### [Instruction]
Your task is to quote the material that follows, in full and exactly.

### [Listing]
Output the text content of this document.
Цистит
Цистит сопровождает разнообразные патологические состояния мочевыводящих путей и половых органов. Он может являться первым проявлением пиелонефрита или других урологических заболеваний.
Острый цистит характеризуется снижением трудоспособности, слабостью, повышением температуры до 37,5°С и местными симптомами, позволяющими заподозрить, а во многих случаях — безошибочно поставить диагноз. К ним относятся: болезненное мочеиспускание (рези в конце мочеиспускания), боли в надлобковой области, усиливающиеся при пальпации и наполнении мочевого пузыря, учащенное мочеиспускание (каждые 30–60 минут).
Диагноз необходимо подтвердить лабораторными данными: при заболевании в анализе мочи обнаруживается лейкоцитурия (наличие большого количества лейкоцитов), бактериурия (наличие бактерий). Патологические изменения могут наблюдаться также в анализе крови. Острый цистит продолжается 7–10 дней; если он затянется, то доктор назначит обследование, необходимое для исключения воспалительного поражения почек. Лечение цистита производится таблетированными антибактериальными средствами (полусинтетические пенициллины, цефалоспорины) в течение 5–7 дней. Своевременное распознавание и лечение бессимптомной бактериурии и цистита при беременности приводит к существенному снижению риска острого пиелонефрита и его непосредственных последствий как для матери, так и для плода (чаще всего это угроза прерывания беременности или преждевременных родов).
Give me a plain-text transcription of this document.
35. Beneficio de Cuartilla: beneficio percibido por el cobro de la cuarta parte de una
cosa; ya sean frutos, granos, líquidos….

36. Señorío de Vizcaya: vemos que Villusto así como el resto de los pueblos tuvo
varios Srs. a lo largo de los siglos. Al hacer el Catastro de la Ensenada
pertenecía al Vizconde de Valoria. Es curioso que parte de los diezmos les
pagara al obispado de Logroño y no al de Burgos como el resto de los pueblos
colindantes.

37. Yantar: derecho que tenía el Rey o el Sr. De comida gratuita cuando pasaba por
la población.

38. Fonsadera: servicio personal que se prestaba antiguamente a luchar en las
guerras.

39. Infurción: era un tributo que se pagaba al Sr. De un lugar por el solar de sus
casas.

### [Task output]
Output the text content of this document.
Цистит
Цистит сопровождает разнообразные патологические состояния мочевыводящих путей и половых органов. Он может являться первым проявлением пиелонефрита или других урологических заболеваний.
Острый цистит характеризуется снижением трудоспособности, слабостью, повышением температуры до 37,5°С и местными симптомами, позволяющими заподозрить, а во многих случаях — безошибочно поставить диагноз. К ним относятся: болезненное мочеиспускание (рези в конце мочеиспускания), боли в надлобковой области, усиливающиеся при пальпации и наполнении мочевого пузыря, учащенное мочеиспускание (каждые 30–60 минут).
Диагноз необходимо подтвердить лабораторными данными: при заболевании в анализе мочи обнаруживается лейкоцитурия (наличие большого количества лейкоцитов), бактериурия (наличие бактерий). Патологические изменения могут наблюдаться также в анализе крови. Острый цистит продолжается 7–10 дней; если он затянется, то доктор назначит обследование, необходимое для исключения воспалительного поражения почек. Лечение цистита производится таблетированными антибактериальными средствами (полусинтетические пенициллины, цефалоспорины) в течение 5–7 дней. Своевременное распознавание и лечение бессимптомной бактериурии и цистита при беременности приводит к существенному снижению риска острого пиелонефрита и его непосредственных последствий как для матери, так и для плода (чаще всего это угроза прерывания беременности или преждевременных родов).
Give me a plain-text transcription of this document.
35. Beneficio de Cuartilla: beneficio percibido por el cobro de la cuarta parte de una
cosa; ya sean frutos, granos, líquidos….

36. Señorío de Vizcaya: vemos que Villusto así como el resto de los pueblos tuvo
varios Srs. a lo largo de los siglos. Al hacer el Catastro de la Ensenada
pertenecía al Vizconde de Valoria. Es curioso que parte de los diezmos les
pagara al obispado de Logroño y no al de Burgos como el resto de los pueblos
colindantes.

37. Yantar: derecho que tenía el Rey o el Sr. De comida gratuita cuando pasaba por
la población.

38. Fonsadera: servicio personal que se prestaba antiguamente a luchar en las
guerras.

39. Infurción: era un tributo que se pagaba al Sr. De un lugar por el solar de sus
casas.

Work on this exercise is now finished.